• THE PROBLEM
Quote the entries word for word. Omit the pictures.

• DATA FOR PROCESSING

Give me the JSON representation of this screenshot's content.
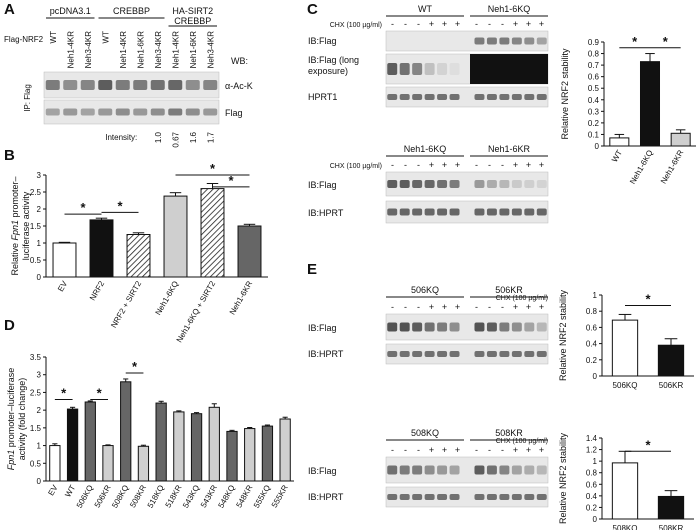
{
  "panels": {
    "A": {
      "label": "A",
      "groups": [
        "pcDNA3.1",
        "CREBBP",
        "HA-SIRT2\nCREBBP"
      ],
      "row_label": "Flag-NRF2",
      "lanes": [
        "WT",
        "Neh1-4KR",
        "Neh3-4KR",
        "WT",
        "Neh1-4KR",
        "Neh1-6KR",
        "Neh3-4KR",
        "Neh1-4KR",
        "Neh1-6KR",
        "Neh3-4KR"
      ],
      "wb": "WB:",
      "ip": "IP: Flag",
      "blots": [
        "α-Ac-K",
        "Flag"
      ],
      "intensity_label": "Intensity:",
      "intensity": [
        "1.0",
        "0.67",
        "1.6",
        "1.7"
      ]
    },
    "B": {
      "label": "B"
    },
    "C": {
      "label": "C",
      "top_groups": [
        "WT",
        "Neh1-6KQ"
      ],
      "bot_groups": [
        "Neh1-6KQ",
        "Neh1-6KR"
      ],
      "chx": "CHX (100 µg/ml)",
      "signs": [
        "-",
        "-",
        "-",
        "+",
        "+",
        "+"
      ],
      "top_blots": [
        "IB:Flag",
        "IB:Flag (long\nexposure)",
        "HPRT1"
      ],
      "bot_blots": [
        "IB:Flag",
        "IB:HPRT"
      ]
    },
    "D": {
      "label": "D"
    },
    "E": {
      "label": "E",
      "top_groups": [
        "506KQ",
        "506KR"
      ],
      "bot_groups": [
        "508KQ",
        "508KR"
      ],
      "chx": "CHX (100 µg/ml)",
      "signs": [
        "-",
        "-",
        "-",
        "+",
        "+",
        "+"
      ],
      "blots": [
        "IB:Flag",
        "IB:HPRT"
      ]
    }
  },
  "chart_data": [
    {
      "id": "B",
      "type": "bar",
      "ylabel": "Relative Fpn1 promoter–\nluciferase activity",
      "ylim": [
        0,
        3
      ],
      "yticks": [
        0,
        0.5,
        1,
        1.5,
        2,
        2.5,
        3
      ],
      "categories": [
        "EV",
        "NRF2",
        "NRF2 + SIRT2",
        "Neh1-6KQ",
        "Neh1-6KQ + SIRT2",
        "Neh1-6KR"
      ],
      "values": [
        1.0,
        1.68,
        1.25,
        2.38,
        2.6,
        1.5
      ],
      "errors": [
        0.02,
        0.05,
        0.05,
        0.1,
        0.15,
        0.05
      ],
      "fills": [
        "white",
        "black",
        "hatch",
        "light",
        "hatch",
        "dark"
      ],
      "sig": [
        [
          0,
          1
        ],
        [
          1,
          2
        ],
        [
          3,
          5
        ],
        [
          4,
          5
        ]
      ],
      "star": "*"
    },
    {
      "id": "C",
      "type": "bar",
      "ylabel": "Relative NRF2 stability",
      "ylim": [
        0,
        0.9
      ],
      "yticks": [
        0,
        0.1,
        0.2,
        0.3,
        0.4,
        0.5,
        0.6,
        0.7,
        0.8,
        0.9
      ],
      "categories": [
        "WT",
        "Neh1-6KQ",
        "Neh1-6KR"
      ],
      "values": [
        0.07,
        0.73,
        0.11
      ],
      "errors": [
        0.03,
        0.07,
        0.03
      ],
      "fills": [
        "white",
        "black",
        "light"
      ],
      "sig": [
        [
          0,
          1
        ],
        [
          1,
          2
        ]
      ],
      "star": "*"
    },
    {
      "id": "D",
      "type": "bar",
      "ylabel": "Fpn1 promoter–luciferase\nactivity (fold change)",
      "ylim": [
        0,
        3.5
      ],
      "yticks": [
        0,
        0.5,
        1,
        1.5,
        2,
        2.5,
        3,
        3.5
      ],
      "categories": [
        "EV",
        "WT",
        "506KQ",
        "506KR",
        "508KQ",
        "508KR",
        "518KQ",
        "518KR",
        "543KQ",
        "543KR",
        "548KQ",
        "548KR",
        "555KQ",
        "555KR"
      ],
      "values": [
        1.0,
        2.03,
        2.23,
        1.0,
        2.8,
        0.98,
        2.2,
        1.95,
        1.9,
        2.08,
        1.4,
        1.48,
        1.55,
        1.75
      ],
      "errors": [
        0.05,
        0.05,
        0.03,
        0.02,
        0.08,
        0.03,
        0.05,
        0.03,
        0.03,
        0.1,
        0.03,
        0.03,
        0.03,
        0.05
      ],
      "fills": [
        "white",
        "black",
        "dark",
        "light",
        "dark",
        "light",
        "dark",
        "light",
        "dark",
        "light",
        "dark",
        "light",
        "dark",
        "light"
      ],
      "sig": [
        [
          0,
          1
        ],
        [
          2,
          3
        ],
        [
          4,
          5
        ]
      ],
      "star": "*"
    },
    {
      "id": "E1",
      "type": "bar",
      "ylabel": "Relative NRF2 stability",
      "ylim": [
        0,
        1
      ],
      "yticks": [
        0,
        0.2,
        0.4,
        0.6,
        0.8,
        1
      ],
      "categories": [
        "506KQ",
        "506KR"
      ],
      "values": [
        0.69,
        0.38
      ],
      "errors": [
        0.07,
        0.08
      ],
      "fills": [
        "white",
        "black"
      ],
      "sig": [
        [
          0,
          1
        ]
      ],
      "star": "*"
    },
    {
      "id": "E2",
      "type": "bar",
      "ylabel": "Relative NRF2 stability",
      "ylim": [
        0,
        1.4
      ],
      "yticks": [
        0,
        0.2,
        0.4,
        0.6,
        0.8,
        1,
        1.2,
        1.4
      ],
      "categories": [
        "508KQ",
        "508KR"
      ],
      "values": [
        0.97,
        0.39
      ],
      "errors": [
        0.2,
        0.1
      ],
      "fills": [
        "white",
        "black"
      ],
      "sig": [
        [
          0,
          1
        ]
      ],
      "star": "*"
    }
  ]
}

• COMPLETE ANSWER
Give me the JSON representation of this screenshot's content.
{
  "panels": {
    "A": {
      "label": "A",
      "groups": [
        "pcDNA3.1",
        "CREBBP",
        "HA-SIRT2\nCREBBP"
      ],
      "row_label": "Flag-NRF2",
      "lanes": [
        "WT",
        "Neh1-4KR",
        "Neh3-4KR",
        "WT",
        "Neh1-4KR",
        "Neh1-6KR",
        "Neh3-4KR",
        "Neh1-4KR",
        "Neh1-6KR",
        "Neh3-4KR"
      ],
      "wb": "WB:",
      "ip": "IP: Flag",
      "blots": [
        "α-Ac-K",
        "Flag"
      ],
      "intensity_label": "Intensity:",
      "intensity": [
        "1.0",
        "0.67",
        "1.6",
        "1.7"
      ]
    },
    "B": {
      "label": "B"
    },
    "C": {
      "label": "C",
      "top_groups": [
        "WT",
        "Neh1-6KQ"
      ],
      "bot_groups": [
        "Neh1-6KQ",
        "Neh1-6KR"
      ],
      "chx": "CHX (100 µg/ml)",
      "signs": [
        "-",
        "-",
        "-",
        "+",
        "+",
        "+"
      ],
      "top_blots": [
        "IB:Flag",
        "IB:Flag (long\nexposure)",
        "HPRT1"
      ],
      "bot_blots": [
        "IB:Flag",
        "IB:HPRT"
      ]
    },
    "D": {
      "label": "D"
    },
    "E": {
      "label": "E",
      "top_groups": [
        "506KQ",
        "506KR"
      ],
      "bot_groups": [
        "508KQ",
        "508KR"
      ],
      "chx": "CHX (100 µg/ml)",
      "signs": [
        "-",
        "-",
        "-",
        "+",
        "+",
        "+"
      ],
      "blots": [
        "IB:Flag",
        "IB:HPRT"
      ]
    }
  },
  "chart_data": [
    {
      "id": "B",
      "type": "bar",
      "ylabel": "Relative Fpn1 promoter–\nluciferase activity",
      "ylim": [
        0,
        3
      ],
      "yticks": [
        0,
        0.5,
        1,
        1.5,
        2,
        2.5,
        3
      ],
      "categories": [
        "EV",
        "NRF2",
        "NRF2 + SIRT2",
        "Neh1-6KQ",
        "Neh1-6KQ + SIRT2",
        "Neh1-6KR"
      ],
      "values": [
        1.0,
        1.68,
        1.25,
        2.38,
        2.6,
        1.5
      ],
      "errors": [
        0.02,
        0.05,
        0.05,
        0.1,
        0.15,
        0.05
      ],
      "fills": [
        "white",
        "black",
        "hatch",
        "light",
        "hatch",
        "dark"
      ],
      "sig": [
        [
          0,
          1
        ],
        [
          1,
          2
        ],
        [
          3,
          5
        ],
        [
          4,
          5
        ]
      ],
      "star": "*"
    },
    {
      "id": "C",
      "type": "bar",
      "ylabel": "Relative NRF2 stability",
      "ylim": [
        0,
        0.9
      ],
      "yticks": [
        0,
        0.1,
        0.2,
        0.3,
        0.4,
        0.5,
        0.6,
        0.7,
        0.8,
        0.9
      ],
      "categories": [
        "WT",
        "Neh1-6KQ",
        "Neh1-6KR"
      ],
      "values": [
        0.07,
        0.73,
        0.11
      ],
      "errors": [
        0.03,
        0.07,
        0.03
      ],
      "fills": [
        "white",
        "black",
        "light"
      ],
      "sig": [
        [
          0,
          1
        ],
        [
          1,
          2
        ]
      ],
      "star": "*"
    },
    {
      "id": "D",
      "type": "bar",
      "ylabel": "Fpn1 promoter–luciferase\nactivity (fold change)",
      "ylim": [
        0,
        3.5
      ],
      "yticks": [
        0,
        0.5,
        1,
        1.5,
        2,
        2.5,
        3,
        3.5
      ],
      "categories": [
        "EV",
        "WT",
        "506KQ",
        "506KR",
        "508KQ",
        "508KR",
        "518KQ",
        "518KR",
        "543KQ",
        "543KR",
        "548KQ",
        "548KR",
        "555KQ",
        "555KR"
      ],
      "values": [
        1.0,
        2.03,
        2.23,
        1.0,
        2.8,
        0.98,
        2.2,
        1.95,
        1.9,
        2.08,
        1.4,
        1.48,
        1.55,
        1.75
      ],
      "errors": [
        0.05,
        0.05,
        0.03,
        0.02,
        0.08,
        0.03,
        0.05,
        0.03,
        0.03,
        0.1,
        0.03,
        0.03,
        0.03,
        0.05
      ],
      "fills": [
        "white",
        "black",
        "dark",
        "light",
        "dark",
        "light",
        "dark",
        "light",
        "dark",
        "light",
        "dark",
        "light",
        "dark",
        "light"
      ],
      "sig": [
        [
          0,
          1
        ],
        [
          2,
          3
        ],
        [
          4,
          5
        ]
      ],
      "star": "*"
    },
    {
      "id": "E1",
      "type": "bar",
      "ylabel": "Relative NRF2 stability",
      "ylim": [
        0,
        1
      ],
      "yticks": [
        0,
        0.2,
        0.4,
        0.6,
        0.8,
        1
      ],
      "categories": [
        "506KQ",
        "506KR"
      ],
      "values": [
        0.69,
        0.38
      ],
      "errors": [
        0.07,
        0.08
      ],
      "fills": [
        "white",
        "black"
      ],
      "sig": [
        [
          0,
          1
        ]
      ],
      "star": "*"
    },
    {
      "id": "E2",
      "type": "bar",
      "ylabel": "Relative NRF2 stability",
      "ylim": [
        0,
        1.4
      ],
      "yticks": [
        0,
        0.2,
        0.4,
        0.6,
        0.8,
        1,
        1.2,
        1.4
      ],
      "categories": [
        "508KQ",
        "508KR"
      ],
      "values": [
        0.97,
        0.39
      ],
      "errors": [
        0.2,
        0.1
      ],
      "fills": [
        "white",
        "black"
      ],
      "sig": [
        [
          0,
          1
        ]
      ],
      "star": "*"
    }
  ]
}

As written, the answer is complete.